● **Task brief**
Search the records for the word "your" and pick out every line that has it.

● **Data**
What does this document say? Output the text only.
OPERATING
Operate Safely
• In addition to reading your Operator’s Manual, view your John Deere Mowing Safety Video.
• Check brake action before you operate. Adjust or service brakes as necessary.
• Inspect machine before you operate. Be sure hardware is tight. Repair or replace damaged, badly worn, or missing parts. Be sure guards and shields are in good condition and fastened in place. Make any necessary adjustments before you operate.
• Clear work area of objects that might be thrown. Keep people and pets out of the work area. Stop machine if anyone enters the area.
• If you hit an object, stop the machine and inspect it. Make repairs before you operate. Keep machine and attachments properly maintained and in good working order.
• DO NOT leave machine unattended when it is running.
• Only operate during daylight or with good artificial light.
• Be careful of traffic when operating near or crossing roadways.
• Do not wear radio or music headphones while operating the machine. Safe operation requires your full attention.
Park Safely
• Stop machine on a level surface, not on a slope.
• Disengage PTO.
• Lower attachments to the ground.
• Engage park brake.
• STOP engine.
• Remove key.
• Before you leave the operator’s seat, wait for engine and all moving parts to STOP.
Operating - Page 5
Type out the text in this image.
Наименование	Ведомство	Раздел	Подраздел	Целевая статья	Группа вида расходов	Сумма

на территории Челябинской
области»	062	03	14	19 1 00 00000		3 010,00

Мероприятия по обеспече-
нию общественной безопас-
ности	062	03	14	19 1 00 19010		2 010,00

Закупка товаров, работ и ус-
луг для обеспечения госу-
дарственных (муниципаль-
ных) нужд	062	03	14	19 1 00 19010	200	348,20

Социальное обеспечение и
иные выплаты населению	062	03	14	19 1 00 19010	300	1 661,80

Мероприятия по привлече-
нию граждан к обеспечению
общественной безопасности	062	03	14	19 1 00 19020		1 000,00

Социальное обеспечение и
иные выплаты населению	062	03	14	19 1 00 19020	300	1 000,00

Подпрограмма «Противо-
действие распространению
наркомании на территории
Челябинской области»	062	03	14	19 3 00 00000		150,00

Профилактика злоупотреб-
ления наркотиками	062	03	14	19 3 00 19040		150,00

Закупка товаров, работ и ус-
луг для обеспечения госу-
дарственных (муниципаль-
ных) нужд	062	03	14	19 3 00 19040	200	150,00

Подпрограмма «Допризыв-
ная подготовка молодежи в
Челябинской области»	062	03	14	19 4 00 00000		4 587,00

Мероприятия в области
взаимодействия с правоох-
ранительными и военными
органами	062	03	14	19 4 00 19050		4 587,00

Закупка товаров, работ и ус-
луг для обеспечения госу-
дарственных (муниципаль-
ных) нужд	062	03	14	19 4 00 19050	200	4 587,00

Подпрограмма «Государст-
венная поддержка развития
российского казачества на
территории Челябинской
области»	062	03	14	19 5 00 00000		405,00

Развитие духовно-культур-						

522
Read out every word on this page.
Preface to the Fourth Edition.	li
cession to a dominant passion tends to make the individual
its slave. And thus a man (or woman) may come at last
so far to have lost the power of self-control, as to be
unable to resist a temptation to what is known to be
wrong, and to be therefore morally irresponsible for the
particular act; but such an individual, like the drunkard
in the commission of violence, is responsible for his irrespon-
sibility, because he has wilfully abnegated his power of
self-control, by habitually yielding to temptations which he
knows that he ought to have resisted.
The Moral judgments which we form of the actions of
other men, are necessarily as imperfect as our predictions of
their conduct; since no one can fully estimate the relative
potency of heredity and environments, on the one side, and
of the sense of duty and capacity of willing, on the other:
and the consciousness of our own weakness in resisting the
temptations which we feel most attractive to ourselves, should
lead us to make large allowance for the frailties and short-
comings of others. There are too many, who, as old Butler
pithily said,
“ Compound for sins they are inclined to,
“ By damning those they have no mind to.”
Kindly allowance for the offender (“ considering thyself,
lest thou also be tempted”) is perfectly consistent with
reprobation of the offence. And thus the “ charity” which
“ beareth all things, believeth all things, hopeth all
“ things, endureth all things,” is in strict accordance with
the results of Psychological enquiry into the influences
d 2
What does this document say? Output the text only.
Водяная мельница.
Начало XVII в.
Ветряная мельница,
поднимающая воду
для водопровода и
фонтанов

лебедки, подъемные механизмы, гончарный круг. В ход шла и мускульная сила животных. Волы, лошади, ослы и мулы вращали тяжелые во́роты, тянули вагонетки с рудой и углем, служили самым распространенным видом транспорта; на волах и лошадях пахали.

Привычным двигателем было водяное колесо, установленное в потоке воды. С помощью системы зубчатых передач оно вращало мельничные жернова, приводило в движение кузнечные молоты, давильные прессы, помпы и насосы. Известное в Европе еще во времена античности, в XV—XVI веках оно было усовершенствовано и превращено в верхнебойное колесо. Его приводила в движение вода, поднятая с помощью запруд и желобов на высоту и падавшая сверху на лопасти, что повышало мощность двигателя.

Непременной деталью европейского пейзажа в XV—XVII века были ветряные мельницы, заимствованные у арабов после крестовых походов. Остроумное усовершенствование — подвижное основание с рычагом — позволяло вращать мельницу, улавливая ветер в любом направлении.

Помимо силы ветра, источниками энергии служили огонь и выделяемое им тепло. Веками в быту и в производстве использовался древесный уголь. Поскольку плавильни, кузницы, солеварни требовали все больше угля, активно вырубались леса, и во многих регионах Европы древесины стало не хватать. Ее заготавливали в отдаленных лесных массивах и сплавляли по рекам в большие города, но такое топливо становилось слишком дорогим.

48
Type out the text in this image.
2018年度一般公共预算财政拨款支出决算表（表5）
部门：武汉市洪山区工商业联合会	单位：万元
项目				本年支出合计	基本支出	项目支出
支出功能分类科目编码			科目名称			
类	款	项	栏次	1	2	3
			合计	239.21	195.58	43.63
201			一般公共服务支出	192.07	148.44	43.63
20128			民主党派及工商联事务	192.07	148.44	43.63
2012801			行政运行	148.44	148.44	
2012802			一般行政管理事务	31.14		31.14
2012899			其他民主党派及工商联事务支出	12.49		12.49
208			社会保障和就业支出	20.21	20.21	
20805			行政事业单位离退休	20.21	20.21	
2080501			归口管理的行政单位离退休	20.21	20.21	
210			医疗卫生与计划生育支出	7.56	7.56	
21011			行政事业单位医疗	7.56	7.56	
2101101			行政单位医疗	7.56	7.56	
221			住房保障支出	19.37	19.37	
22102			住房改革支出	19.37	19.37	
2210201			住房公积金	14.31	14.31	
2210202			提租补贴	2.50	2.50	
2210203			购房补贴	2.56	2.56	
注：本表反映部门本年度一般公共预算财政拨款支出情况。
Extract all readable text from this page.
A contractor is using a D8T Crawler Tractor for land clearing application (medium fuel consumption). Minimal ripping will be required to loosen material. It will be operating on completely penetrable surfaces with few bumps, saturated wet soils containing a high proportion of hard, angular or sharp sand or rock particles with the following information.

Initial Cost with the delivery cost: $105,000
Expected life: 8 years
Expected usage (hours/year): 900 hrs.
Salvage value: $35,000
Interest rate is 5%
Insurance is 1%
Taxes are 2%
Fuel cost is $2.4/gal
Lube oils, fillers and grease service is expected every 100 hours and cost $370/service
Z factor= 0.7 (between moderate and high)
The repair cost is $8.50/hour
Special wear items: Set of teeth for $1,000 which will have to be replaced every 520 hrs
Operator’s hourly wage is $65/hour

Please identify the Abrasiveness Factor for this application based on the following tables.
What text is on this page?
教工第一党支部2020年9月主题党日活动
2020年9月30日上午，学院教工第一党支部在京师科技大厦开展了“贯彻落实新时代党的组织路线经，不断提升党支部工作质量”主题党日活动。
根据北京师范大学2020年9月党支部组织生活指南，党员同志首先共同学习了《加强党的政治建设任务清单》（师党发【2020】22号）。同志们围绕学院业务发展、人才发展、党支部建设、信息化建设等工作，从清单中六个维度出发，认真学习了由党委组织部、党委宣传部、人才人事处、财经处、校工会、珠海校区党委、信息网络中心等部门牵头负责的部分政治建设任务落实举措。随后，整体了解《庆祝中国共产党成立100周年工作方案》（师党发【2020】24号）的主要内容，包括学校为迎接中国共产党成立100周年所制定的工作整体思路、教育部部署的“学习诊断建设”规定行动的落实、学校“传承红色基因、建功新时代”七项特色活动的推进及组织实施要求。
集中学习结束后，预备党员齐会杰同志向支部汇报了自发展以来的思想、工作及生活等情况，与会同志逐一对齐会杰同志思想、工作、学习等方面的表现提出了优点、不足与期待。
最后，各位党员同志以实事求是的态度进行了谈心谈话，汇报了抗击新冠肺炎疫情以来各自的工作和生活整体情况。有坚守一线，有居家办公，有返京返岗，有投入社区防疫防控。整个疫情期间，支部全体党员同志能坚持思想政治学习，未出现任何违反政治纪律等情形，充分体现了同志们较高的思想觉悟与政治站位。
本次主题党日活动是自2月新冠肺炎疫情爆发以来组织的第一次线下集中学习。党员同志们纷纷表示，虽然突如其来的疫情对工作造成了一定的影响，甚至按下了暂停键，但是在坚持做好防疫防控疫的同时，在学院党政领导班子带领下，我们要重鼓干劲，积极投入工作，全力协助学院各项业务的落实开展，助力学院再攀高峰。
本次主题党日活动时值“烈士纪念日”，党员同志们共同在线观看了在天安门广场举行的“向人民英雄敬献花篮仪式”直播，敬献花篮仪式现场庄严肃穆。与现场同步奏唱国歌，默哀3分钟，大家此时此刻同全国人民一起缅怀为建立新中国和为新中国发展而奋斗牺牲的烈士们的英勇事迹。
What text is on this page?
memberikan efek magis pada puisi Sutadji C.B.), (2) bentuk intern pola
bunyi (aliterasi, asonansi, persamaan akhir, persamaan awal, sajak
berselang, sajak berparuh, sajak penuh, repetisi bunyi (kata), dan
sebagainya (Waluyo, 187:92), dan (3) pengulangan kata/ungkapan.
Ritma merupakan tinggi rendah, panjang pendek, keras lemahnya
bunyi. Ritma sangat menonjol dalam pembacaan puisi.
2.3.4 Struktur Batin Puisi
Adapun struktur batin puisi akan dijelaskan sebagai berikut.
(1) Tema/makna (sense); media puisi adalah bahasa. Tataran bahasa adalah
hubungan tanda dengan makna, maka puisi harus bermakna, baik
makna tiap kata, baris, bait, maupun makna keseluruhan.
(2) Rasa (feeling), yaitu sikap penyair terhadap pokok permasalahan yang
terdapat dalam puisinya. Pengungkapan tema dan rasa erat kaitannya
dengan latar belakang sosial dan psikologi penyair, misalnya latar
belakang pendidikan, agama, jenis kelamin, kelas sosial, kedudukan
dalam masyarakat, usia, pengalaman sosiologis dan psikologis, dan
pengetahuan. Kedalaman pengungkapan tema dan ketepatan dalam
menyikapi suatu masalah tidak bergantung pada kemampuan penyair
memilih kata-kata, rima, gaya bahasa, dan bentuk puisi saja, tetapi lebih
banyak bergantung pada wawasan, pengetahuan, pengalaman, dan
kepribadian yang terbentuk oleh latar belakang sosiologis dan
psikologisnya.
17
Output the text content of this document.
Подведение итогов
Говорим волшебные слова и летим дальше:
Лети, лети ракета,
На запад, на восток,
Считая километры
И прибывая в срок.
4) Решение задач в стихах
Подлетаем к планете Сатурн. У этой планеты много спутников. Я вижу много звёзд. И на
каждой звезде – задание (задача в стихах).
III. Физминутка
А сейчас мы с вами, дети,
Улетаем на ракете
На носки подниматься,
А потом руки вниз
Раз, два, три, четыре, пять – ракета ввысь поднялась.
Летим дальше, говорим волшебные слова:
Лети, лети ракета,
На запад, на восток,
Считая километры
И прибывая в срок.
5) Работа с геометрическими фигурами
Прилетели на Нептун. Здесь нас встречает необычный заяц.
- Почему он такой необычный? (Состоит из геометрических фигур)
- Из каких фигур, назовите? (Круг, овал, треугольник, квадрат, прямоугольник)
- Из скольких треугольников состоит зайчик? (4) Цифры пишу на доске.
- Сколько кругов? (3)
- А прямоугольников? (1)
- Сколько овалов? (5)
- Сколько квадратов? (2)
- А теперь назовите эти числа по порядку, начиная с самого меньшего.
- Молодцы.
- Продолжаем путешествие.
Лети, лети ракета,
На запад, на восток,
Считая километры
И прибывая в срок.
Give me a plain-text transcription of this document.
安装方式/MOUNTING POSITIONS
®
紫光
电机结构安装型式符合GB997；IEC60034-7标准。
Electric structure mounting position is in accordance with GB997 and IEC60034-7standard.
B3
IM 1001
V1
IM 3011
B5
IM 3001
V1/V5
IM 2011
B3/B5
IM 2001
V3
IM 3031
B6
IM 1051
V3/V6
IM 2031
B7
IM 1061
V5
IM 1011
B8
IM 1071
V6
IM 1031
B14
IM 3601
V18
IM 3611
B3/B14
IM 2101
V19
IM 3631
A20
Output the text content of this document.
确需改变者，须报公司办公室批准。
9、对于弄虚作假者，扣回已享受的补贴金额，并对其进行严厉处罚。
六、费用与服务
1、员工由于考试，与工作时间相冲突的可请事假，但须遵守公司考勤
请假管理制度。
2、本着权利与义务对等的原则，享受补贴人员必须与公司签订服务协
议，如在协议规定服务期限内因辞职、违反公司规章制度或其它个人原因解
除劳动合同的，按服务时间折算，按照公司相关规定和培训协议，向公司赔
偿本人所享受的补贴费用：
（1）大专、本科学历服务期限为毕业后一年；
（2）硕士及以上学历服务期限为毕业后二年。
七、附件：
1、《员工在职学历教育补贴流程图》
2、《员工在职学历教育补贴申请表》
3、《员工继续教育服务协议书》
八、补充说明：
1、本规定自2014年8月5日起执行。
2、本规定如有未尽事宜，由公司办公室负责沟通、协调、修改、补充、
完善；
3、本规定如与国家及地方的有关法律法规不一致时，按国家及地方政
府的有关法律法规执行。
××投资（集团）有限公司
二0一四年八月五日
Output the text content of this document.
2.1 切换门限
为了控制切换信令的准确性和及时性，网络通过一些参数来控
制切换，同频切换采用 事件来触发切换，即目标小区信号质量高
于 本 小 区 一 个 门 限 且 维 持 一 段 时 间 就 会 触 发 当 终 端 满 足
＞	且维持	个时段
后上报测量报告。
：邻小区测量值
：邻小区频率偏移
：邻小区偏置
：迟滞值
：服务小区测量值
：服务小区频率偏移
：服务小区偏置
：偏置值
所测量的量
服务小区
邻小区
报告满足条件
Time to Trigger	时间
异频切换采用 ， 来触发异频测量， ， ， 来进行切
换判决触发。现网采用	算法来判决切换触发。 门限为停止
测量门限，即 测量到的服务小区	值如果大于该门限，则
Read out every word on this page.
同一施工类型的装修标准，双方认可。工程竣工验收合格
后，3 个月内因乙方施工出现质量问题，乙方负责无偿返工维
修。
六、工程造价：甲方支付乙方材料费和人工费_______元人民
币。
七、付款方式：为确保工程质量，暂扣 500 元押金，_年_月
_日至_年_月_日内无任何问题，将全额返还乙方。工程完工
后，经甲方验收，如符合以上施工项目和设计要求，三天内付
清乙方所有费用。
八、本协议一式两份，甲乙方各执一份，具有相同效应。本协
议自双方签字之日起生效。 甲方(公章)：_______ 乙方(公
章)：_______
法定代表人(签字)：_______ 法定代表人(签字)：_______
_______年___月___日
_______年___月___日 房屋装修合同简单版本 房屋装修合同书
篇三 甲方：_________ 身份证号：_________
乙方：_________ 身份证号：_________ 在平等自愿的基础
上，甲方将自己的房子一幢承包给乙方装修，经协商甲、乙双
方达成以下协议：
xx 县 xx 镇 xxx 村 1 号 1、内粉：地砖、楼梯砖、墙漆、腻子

● **Finished answer**
• In addition to reading your Operator’s Manual, view your John Deere Mowing Safety Video.
• Do not wear radio or music headphones while operating the machine. Safe operation requires your full attention.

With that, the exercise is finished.